Stored records

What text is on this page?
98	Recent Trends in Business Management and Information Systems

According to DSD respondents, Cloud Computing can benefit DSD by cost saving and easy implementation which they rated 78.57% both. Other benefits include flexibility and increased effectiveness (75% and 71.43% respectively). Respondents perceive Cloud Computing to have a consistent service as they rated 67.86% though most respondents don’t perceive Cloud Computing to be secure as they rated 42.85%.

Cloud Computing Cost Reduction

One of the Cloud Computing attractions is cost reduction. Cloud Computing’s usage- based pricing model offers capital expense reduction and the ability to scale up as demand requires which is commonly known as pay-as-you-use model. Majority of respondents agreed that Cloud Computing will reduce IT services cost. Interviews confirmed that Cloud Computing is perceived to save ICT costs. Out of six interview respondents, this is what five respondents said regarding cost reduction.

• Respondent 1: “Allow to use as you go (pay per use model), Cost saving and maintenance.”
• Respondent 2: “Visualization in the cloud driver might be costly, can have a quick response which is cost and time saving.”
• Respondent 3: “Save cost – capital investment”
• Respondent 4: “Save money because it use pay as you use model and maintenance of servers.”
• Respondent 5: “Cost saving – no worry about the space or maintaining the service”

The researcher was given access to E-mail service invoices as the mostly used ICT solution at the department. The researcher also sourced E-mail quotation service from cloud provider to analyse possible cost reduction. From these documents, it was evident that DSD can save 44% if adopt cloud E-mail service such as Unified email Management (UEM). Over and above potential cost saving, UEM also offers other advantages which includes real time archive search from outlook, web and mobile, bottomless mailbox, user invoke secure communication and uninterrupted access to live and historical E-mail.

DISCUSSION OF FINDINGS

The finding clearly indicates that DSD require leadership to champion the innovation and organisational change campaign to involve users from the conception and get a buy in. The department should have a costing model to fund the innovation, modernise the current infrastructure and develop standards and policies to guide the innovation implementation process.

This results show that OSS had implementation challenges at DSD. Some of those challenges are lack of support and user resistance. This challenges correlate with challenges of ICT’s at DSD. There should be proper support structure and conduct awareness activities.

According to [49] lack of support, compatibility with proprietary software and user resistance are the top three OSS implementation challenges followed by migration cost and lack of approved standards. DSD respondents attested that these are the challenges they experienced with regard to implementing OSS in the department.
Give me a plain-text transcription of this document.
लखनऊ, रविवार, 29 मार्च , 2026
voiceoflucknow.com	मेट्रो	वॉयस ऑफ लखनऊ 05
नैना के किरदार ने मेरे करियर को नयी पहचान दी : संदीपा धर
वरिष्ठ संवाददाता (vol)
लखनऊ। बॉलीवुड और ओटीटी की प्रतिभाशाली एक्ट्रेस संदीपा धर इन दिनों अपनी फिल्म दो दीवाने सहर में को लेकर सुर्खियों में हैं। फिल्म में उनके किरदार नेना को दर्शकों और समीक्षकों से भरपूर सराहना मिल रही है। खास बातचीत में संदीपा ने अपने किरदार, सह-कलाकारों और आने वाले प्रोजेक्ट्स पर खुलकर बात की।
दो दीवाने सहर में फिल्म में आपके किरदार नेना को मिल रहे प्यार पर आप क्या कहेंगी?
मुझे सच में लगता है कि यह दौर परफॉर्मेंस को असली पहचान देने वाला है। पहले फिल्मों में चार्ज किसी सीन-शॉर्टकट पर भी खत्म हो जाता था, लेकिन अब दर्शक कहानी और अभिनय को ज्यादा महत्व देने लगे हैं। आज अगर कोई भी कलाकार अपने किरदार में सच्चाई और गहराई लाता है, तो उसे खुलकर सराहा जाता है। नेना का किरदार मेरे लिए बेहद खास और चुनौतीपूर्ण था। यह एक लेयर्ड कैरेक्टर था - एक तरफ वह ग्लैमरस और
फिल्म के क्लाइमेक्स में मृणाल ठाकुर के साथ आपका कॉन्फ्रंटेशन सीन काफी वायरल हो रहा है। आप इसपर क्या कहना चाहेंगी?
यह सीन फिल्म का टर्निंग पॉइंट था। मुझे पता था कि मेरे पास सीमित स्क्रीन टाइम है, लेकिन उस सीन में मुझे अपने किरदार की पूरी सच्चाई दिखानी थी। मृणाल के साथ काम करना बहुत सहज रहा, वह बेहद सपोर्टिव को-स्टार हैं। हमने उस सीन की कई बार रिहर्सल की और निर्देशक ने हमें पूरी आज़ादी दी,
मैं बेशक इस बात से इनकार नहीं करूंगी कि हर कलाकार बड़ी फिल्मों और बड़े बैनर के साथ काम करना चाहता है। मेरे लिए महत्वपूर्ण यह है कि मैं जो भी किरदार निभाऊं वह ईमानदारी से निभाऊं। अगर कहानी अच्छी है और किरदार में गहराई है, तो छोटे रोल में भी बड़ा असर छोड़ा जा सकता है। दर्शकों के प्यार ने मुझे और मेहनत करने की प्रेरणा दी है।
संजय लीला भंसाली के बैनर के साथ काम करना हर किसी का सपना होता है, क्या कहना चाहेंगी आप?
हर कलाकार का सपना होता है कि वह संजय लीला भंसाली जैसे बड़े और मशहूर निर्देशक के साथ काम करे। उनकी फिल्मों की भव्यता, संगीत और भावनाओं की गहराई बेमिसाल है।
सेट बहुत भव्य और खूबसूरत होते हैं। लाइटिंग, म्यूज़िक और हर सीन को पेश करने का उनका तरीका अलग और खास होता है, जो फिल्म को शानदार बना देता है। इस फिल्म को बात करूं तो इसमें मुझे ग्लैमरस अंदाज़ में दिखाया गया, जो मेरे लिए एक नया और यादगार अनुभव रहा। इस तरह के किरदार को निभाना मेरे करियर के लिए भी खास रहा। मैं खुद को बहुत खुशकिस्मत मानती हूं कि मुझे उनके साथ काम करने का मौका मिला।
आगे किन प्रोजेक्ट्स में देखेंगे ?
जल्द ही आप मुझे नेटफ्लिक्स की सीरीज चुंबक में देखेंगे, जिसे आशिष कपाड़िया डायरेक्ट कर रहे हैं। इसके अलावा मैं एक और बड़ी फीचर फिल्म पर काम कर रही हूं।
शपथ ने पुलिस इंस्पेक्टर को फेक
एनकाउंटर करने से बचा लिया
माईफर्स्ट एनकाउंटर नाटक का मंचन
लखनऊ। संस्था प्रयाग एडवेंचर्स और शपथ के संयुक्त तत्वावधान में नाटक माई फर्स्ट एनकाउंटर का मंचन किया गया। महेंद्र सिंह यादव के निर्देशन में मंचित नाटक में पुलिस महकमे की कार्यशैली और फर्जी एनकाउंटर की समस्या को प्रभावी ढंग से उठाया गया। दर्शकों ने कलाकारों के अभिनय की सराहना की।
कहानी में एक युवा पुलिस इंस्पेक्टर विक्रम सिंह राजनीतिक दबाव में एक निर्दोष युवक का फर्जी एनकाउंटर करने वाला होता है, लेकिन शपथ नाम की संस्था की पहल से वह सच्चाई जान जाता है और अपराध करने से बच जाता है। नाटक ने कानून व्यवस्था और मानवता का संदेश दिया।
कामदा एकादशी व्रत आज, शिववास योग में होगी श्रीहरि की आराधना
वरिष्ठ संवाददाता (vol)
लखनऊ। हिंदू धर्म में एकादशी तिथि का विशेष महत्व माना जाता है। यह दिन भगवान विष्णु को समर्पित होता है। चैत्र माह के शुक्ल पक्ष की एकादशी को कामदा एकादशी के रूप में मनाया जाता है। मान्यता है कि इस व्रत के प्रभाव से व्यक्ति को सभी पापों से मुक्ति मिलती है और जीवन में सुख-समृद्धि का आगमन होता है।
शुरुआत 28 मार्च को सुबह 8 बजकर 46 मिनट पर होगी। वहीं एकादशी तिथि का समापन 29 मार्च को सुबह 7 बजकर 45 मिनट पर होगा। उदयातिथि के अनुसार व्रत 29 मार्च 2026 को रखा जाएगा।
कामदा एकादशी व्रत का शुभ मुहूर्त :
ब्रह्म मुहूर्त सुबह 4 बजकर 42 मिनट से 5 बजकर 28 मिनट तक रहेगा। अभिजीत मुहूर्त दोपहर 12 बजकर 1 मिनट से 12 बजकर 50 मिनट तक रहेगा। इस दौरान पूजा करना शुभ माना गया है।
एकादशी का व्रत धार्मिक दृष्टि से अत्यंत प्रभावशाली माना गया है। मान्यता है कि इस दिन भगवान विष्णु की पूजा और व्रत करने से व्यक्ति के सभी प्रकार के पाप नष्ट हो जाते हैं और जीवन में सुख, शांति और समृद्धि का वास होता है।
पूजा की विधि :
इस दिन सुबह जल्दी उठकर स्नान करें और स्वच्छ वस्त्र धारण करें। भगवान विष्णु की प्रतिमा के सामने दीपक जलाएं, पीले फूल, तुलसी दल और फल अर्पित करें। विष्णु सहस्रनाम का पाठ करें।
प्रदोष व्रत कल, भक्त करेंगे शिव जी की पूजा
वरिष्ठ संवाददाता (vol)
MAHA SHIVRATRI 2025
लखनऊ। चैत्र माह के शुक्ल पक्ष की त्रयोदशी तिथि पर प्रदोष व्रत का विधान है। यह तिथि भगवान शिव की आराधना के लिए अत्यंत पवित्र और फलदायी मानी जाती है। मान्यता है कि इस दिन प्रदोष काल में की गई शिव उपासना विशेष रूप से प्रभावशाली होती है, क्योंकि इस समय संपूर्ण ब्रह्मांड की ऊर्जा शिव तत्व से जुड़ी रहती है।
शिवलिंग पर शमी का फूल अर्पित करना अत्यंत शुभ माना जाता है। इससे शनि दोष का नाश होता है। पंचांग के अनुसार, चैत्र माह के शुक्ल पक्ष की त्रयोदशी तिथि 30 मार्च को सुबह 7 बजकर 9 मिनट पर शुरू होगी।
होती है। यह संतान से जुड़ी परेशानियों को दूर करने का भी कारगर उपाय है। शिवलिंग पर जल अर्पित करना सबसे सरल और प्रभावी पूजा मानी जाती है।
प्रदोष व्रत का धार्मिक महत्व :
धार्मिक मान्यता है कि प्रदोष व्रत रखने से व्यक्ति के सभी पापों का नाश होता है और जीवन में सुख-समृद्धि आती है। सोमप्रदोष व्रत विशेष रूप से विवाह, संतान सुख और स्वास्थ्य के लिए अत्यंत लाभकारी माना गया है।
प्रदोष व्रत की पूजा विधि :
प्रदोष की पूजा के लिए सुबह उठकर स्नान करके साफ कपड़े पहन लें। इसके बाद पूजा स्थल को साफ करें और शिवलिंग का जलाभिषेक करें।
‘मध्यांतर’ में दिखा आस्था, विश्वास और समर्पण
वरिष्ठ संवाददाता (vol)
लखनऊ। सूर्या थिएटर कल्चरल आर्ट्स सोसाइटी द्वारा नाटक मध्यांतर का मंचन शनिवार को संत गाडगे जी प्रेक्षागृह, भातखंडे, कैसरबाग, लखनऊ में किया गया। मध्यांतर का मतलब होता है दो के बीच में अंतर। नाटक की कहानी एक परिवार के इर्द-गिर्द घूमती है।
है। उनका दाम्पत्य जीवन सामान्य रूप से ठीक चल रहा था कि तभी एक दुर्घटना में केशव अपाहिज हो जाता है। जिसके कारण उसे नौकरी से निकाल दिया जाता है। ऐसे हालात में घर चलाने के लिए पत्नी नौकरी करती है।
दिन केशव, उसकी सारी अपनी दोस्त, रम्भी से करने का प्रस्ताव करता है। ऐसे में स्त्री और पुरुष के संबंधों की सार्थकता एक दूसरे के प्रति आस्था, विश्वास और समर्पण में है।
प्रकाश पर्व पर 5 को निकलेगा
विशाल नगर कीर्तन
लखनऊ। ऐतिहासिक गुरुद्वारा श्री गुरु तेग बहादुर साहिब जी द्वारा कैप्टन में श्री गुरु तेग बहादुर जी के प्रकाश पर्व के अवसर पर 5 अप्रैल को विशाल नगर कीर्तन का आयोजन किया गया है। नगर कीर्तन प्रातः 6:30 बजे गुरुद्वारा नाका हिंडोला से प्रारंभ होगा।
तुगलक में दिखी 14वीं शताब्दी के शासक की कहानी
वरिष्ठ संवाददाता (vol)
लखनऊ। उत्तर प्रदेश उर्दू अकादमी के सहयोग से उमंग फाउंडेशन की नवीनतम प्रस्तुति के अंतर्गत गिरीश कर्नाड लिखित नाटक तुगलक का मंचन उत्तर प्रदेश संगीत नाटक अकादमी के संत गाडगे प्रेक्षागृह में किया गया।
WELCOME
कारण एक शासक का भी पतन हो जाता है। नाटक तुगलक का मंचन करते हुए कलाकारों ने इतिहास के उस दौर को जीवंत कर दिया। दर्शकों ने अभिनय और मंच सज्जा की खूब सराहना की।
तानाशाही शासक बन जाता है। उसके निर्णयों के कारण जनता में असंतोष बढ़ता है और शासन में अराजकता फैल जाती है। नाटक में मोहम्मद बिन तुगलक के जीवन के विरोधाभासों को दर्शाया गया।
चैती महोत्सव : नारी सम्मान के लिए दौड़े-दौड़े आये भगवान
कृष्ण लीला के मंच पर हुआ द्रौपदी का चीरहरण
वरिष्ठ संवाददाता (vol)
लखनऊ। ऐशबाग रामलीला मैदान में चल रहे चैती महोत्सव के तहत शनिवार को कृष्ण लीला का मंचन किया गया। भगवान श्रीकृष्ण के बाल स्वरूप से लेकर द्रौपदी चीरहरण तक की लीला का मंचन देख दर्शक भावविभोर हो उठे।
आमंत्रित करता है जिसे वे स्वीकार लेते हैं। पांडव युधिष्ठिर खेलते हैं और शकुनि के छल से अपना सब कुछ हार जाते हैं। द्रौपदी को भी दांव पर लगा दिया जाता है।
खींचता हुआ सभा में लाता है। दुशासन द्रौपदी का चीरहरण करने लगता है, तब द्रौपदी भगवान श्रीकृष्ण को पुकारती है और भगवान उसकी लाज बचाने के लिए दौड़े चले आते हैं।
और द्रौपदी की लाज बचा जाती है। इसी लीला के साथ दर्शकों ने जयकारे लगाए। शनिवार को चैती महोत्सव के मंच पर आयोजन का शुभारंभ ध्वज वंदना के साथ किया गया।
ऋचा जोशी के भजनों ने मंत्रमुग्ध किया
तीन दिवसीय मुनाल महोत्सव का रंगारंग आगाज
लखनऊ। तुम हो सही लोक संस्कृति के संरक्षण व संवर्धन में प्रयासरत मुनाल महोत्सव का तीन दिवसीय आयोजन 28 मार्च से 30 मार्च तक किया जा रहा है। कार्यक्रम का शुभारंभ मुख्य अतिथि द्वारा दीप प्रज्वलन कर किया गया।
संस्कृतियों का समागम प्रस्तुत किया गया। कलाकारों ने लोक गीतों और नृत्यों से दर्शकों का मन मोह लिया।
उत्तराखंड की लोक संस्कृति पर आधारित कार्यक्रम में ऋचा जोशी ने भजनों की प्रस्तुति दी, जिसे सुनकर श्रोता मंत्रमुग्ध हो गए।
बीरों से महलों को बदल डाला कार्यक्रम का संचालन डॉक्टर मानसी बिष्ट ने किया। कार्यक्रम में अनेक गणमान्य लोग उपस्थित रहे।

- **WHAT YOU ARE ASKED TO DO**
Write out every line of the data that holds the word "maintenance".

- **COMPLETE RESPONSE**
• Respondent 1: “Allow to use as you go (pay per use model), Cost saving and maintenance.”
• Respondent 4: “Save money because it use pay as you use model and maintenance of servers.”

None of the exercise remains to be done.